* Direction
The records below are to be quoted in full; please keep every word exact.

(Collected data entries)
━━━━━━━━
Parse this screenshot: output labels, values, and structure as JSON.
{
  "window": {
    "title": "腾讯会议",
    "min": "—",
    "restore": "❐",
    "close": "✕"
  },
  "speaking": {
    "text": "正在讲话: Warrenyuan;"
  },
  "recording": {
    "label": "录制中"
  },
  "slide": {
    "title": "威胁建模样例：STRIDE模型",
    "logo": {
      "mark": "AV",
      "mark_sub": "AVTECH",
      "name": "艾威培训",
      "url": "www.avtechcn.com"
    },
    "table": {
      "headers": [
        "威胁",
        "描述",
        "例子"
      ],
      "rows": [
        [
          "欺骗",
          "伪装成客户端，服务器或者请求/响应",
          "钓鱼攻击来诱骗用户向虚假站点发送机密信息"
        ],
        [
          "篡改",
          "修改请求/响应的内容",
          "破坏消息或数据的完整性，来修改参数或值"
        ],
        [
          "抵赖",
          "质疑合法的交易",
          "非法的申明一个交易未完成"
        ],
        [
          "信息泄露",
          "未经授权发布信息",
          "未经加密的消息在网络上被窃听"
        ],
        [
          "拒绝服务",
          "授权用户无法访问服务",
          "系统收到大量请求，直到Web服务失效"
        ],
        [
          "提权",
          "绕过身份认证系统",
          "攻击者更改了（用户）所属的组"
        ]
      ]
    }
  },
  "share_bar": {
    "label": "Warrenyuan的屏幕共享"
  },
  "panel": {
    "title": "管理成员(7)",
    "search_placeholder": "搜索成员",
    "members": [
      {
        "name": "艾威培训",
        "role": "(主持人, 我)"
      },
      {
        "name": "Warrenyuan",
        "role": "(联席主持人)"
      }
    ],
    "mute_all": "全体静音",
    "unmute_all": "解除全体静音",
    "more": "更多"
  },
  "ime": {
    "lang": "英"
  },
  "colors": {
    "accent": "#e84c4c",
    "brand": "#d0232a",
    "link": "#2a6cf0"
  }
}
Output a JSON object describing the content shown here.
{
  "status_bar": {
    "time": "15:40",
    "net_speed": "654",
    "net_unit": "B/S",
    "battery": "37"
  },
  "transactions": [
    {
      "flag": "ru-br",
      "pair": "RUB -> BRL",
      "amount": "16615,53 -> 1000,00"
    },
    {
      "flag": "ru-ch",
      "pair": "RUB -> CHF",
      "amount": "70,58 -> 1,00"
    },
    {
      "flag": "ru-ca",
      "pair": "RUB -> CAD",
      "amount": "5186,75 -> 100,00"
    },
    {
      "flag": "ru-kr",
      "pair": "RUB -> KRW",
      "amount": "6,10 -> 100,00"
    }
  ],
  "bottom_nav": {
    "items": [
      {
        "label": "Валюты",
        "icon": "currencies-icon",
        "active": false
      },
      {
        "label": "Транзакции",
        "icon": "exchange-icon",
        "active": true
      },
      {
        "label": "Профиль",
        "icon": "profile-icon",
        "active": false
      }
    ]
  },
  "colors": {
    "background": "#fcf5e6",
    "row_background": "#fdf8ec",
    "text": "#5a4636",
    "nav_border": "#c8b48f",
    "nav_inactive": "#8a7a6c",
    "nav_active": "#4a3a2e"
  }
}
━━━━━━━━
* Response
Parse this screenshot: output labels, values, and structure as JSON.
{
  "window": {
    "title": "腾讯会议",
    "min": "—",
    "restore": "❐",
    "close": "✕"
  },
  "speaking": {
    "text": "正在讲话: Warrenyuan;"
  },
  "recording": {
    "label": "录制中"
  },
  "slide": {
    "title": "威胁建模样例：STRIDE模型",
    "logo": {
      "mark": "AV",
      "mark_sub": "AVTECH",
      "name": "艾威培训",
      "url": "www.avtechcn.com"
    },
    "table": {
      "headers": [
        "威胁",
        "描述",
        "例子"
      ],
      "rows": [
        [
          "欺骗",
          "伪装成客户端，服务器或者请求/响应",
          "钓鱼攻击来诱骗用户向虚假站点发送机密信息"
        ],
        [
          "篡改",
          "修改请求/响应的内容",
          "破坏消息或数据的完整性，来修改参数或值"
        ],
        [
          "抵赖",
          "质疑合法的交易",
          "非法的申明一个交易未完成"
        ],
        [
          "信息泄露",
          "未经授权发布信息",
          "未经加密的消息在网络上被窃听"
        ],
        [
          "拒绝服务",
          "授权用户无法访问服务",
          "系统收到大量请求，直到Web服务失效"
        ],
        [
          "提权",
          "绕过身份认证系统",
          "攻击者更改了（用户）所属的组"
        ]
      ]
    }
  },
  "share_bar": {
    "label": "Warrenyuan的屏幕共享"
  },
  "panel": {
    "title": "管理成员(7)",
    "search_placeholder": "搜索成员",
    "members": [
      {
        "name": "艾威培训",
        "role": "(主持人, 我)"
      },
      {
        "name": "Warrenyuan",
        "role": "(联席主持人)"
      }
    ],
    "mute_all": "全体静音",
    "unmute_all": "解除全体静音",
    "more": "更多"
  },
  "ime": {
    "lang": "英"
  },
  "colors": {
    "accent": "#e84c4c",
    "brand": "#d0232a",
    "link": "#2a6cf0"
  }
}
Output a JSON object describing the content shown here.
{
  "status_bar": {
    "time": "15:40",
    "net_speed": "654",
    "net_unit": "B/S",
    "battery": "37"
  },
  "transactions": [
    {
      "flag": "ru-br",
      "pair": "RUB -> BRL",
      "amount": "16615,53 -> 1000,00"
    },
    {
      "flag": "ru-ch",
      "pair": "RUB -> CHF",
      "amount": "70,58 -> 1,00"
    },
    {
      "flag": "ru-ca",
      "pair": "RUB -> CAD",
      "amount": "5186,75 -> 100,00"
    },
    {
      "flag": "ru-kr",
      "pair": "RUB -> KRW",
      "amount": "6,10 -> 100,00"
    }
  ],
  "bottom_nav": {
    "items": [
      {
        "label": "Валюты",
        "icon": "currencies-icon",
        "active": false
      },
      {
        "label": "Транзакции",
        "icon": "exchange-icon",
        "active": true
      },
      {
        "label": "Профиль",
        "icon": "profile-icon",
        "active": false
      }
    ]
  },
  "colors": {
    "background": "#fcf5e6",
    "row_background": "#fdf8ec",
    "text": "#5a4636",
    "nav_border": "#c8b48f",
    "nav_inactive": "#8a7a6c",
    "nav_active": "#4a3a2e"
  }
}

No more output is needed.